PROBLEM TO WORK ON: Collect from the data below each line with "times".

EXTRACTED MATERIAL:
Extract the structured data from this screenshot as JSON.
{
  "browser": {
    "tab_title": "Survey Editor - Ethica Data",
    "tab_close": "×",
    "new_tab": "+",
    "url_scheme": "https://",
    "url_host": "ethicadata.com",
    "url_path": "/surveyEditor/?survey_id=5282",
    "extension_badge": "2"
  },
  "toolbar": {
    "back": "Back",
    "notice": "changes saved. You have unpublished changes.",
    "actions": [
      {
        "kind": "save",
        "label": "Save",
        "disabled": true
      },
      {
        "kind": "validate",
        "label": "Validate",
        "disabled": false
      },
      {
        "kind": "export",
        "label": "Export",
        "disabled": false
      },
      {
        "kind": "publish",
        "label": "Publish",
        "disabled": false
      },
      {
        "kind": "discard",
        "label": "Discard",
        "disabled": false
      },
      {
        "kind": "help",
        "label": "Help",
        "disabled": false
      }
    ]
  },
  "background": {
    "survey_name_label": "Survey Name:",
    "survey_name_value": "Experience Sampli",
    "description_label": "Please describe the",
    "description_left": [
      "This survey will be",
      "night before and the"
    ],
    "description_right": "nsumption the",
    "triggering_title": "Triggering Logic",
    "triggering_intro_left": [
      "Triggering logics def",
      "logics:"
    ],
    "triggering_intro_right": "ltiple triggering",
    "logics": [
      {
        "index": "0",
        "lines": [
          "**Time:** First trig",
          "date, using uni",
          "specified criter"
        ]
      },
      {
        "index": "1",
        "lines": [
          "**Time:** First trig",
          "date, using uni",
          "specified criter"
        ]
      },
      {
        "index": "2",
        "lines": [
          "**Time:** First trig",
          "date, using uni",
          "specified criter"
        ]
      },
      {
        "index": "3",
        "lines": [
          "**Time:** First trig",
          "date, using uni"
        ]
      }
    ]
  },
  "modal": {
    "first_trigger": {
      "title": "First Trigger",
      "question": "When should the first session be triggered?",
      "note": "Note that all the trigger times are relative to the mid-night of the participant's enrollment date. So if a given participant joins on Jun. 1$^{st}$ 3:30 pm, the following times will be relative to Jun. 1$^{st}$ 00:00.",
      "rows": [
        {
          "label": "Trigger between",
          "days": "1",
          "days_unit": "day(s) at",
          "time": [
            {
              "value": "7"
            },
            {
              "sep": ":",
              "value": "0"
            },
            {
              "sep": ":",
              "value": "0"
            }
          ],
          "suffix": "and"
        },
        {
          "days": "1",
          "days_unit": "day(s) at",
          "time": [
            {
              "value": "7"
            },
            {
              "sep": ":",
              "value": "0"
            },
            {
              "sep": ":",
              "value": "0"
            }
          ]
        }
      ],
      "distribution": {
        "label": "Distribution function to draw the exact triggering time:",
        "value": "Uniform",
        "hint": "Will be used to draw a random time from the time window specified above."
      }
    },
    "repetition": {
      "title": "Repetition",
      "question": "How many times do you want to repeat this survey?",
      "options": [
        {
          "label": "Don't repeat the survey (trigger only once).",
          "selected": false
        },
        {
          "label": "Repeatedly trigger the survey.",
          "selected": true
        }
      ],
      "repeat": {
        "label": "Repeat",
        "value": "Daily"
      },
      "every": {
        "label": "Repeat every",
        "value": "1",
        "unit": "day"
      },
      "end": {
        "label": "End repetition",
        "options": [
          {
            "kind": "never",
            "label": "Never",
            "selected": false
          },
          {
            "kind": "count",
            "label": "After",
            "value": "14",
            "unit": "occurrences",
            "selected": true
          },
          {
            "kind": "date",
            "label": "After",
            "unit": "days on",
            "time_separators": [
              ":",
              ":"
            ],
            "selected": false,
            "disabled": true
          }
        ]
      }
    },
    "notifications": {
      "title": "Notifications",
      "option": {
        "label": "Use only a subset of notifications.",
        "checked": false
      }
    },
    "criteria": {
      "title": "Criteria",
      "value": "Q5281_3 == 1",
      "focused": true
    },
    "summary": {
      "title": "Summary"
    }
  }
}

RESPONSE:
      "note": "Note that all the trigger times are relative to the mid-night of the participant's enrollment date. So if a given participant joins on Jun. 1$^{st}$ 3:30 pm, the following times will be relative to Jun. 1$^{st}$ 00:00.",
      "question": "How many times do you want to repeat this survey?",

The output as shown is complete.